→ **GIVEN EXERCISE**
Take the material and output all of it exactly.

→ **RECORD SET**
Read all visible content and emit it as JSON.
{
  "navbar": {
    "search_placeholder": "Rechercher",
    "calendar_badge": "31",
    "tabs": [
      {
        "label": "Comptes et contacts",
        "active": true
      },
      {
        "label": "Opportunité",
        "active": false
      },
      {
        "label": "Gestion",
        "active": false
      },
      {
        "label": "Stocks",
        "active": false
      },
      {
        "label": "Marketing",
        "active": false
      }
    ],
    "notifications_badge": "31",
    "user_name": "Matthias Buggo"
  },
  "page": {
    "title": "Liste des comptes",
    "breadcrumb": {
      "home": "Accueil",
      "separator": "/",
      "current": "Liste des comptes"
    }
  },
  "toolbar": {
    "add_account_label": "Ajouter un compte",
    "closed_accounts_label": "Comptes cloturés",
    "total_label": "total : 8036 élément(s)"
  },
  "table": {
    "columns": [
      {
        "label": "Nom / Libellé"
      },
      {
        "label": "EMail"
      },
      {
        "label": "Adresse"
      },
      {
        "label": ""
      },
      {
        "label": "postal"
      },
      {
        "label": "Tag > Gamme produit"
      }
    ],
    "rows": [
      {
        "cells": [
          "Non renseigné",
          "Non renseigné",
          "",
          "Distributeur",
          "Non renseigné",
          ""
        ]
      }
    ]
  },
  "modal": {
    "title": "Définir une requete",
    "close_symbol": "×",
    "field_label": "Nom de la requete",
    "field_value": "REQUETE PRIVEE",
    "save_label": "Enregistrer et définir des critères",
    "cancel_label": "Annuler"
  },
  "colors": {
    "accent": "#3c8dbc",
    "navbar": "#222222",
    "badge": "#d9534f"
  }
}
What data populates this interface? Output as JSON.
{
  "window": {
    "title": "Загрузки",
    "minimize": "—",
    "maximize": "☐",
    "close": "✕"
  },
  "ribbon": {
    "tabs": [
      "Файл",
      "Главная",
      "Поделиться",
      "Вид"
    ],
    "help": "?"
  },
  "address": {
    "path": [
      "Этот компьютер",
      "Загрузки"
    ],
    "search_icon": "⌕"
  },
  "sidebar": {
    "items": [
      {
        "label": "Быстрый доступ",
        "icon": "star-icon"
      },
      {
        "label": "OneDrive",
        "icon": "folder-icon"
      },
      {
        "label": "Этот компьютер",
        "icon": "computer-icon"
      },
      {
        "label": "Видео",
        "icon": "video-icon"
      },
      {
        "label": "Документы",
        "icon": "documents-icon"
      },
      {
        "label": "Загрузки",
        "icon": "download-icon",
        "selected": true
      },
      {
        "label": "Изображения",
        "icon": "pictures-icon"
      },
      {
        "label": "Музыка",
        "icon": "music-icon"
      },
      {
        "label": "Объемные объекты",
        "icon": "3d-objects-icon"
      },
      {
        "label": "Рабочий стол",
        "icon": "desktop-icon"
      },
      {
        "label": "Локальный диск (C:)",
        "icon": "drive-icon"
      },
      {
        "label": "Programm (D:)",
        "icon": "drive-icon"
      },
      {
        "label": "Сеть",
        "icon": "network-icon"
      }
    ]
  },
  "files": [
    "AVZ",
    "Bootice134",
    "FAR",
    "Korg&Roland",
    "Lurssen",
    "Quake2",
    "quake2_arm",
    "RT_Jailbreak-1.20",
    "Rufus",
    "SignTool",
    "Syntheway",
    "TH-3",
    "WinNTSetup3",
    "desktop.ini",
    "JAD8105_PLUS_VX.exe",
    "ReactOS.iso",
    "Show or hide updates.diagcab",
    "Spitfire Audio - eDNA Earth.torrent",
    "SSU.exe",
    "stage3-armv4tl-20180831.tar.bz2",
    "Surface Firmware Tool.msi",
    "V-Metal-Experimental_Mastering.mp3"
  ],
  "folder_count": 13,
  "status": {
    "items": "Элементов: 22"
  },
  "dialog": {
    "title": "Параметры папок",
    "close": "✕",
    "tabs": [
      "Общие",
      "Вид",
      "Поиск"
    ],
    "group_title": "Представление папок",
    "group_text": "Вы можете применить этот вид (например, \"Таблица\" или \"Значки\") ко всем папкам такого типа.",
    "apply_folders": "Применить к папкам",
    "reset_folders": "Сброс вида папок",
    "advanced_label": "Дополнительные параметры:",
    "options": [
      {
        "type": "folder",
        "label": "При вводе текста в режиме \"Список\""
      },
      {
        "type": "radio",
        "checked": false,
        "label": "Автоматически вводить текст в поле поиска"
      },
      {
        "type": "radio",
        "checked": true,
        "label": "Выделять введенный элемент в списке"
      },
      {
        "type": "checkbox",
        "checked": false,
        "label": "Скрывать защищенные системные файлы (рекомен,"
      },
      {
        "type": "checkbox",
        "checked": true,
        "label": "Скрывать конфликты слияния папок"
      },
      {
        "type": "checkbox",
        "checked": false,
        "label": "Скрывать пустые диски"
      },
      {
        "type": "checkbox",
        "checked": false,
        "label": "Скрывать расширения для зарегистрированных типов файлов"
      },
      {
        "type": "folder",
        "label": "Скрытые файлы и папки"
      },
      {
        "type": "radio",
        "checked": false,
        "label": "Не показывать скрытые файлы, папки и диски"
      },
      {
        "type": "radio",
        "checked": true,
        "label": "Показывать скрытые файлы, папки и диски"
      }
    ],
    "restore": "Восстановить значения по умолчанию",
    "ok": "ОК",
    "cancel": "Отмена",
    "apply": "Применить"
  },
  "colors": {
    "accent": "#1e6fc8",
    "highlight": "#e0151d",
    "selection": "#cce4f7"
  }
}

→ **FINISHED EXERCISE**
Read all visible content and emit it as JSON.
{
  "navbar": {
    "search_placeholder": "Rechercher",
    "calendar_badge": "31",
    "tabs": [
      {
        "label": "Comptes et contacts",
        "active": true
      },
      {
        "label": "Opportunité",
        "active": false
      },
      {
        "label": "Gestion",
        "active": false
      },
      {
        "label": "Stocks",
        "active": false
      },
      {
        "label": "Marketing",
        "active": false
      }
    ],
    "notifications_badge": "31",
    "user_name": "Matthias Buggo"
  },
  "page": {
    "title": "Liste des comptes",
    "breadcrumb": {
      "home": "Accueil",
      "separator": "/",
      "current": "Liste des comptes"
    }
  },
  "toolbar": {
    "add_account_label": "Ajouter un compte",
    "closed_accounts_label": "Comptes cloturés",
    "total_label": "total : 8036 élément(s)"
  },
  "table": {
    "columns": [
      {
        "label": "Nom / Libellé"
      },
      {
        "label": "EMail"
      },
      {
        "label": "Adresse"
      },
      {
        "label": ""
      },
      {
        "label": "postal"
      },
      {
        "label": "Tag > Gamme produit"
      }
    ],
    "rows": [
      {
        "cells": [
          "Non renseigné",
          "Non renseigné",
          "",
          "Distributeur",
          "Non renseigné",
          ""
        ]
      }
    ]
  },
  "modal": {
    "title": "Définir une requete",
    "close_symbol": "×",
    "field_label": "Nom de la requete",
    "field_value": "REQUETE PRIVEE",
    "save_label": "Enregistrer et définir des critères",
    "cancel_label": "Annuler"
  },
  "colors": {
    "accent": "#3c8dbc",
    "navbar": "#222222",
    "badge": "#d9534f"
  }
}
What data populates this interface? Output as JSON.
{
  "window": {
    "title": "Загрузки",
    "minimize": "—",
    "maximize": "☐",
    "close": "✕"
  },
  "ribbon": {
    "tabs": [
      "Файл",
      "Главная",
      "Поделиться",
      "Вид"
    ],
    "help": "?"
  },
  "address": {
    "path": [
      "Этот компьютер",
      "Загрузки"
    ],
    "search_icon": "⌕"
  },
  "sidebar": {
    "items": [
      {
        "label": "Быстрый доступ",
        "icon": "star-icon"
      },
      {
        "label": "OneDrive",
        "icon": "folder-icon"
      },
      {
        "label": "Этот компьютер",
        "icon": "computer-icon"
      },
      {
        "label": "Видео",
        "icon": "video-icon"
      },
      {
        "label": "Документы",
        "icon": "documents-icon"
      },
      {
        "label": "Загрузки",
        "icon": "download-icon",
        "selected": true
      },
      {
        "label": "Изображения",
        "icon": "pictures-icon"
      },
      {
        "label": "Музыка",
        "icon": "music-icon"
      },
      {
        "label": "Объемные объекты",
        "icon": "3d-objects-icon"
      },
      {
        "label": "Рабочий стол",
        "icon": "desktop-icon"
      },
      {
        "label": "Локальный диск (C:)",
        "icon": "drive-icon"
      },
      {
        "label": "Programm (D:)",
        "icon": "drive-icon"
      },
      {
        "label": "Сеть",
        "icon": "network-icon"
      }
    ]
  },
  "files": [
    "AVZ",
    "Bootice134",
    "FAR",
    "Korg&Roland",
    "Lurssen",
    "Quake2",
    "quake2_arm",
    "RT_Jailbreak-1.20",
    "Rufus",
    "SignTool",
    "Syntheway",
    "TH-3",
    "WinNTSetup3",
    "desktop.ini",
    "JAD8105_PLUS_VX.exe",
    "ReactOS.iso",
    "Show or hide updates.diagcab",
    "Spitfire Audio - eDNA Earth.torrent",
    "SSU.exe",
    "stage3-armv4tl-20180831.tar.bz2",
    "Surface Firmware Tool.msi",
    "V-Metal-Experimental_Mastering.mp3"
  ],
  "folder_count": 13,
  "status": {
    "items": "Элементов: 22"
  },
  "dialog": {
    "title": "Параметры папок",
    "close": "✕",
    "tabs": [
      "Общие",
      "Вид",
      "Поиск"
    ],
    "group_title": "Представление папок",
    "group_text": "Вы можете применить этот вид (например, \"Таблица\" или \"Значки\") ко всем папкам такого типа.",
    "apply_folders": "Применить к папкам",
    "reset_folders": "Сброс вида папок",
    "advanced_label": "Дополнительные параметры:",
    "options": [
      {
        "type": "folder",
        "label": "При вводе текста в режиме \"Список\""
      },
      {
        "type": "radio",
        "checked": false,
        "label": "Автоматически вводить текст в поле поиска"
      },
      {
        "type": "radio",
        "checked": true,
        "label": "Выделять введенный элемент в списке"
      },
      {
        "type": "checkbox",
        "checked": false,
        "label": "Скрывать защищенные системные файлы (рекомен,"
      },
      {
        "type": "checkbox",
        "checked": true,
        "label": "Скрывать конфликты слияния папок"
      },
      {
        "type": "checkbox",
        "checked": false,
        "label": "Скрывать пустые диски"
      },
      {
        "type": "checkbox",
        "checked": false,
        "label": "Скрывать расширения для зарегистрированных типов файлов"
      },
      {
        "type": "folder",
        "label": "Скрытые файлы и папки"
      },
      {
        "type": "radio",
        "checked": false,
        "label": "Не показывать скрытые файлы, папки и диски"
      },
      {
        "type": "radio",
        "checked": true,
        "label": "Показывать скрытые файлы, папки и диски"
      }
    ],
    "restore": "Восстановить значения по умолчанию",
    "ok": "ОК",
    "cancel": "Отмена",
    "apply": "Применить"
  },
  "colors": {
    "accent": "#1e6fc8",
    "highlight": "#e0151d",
    "selection": "#cce4f7"
  }
}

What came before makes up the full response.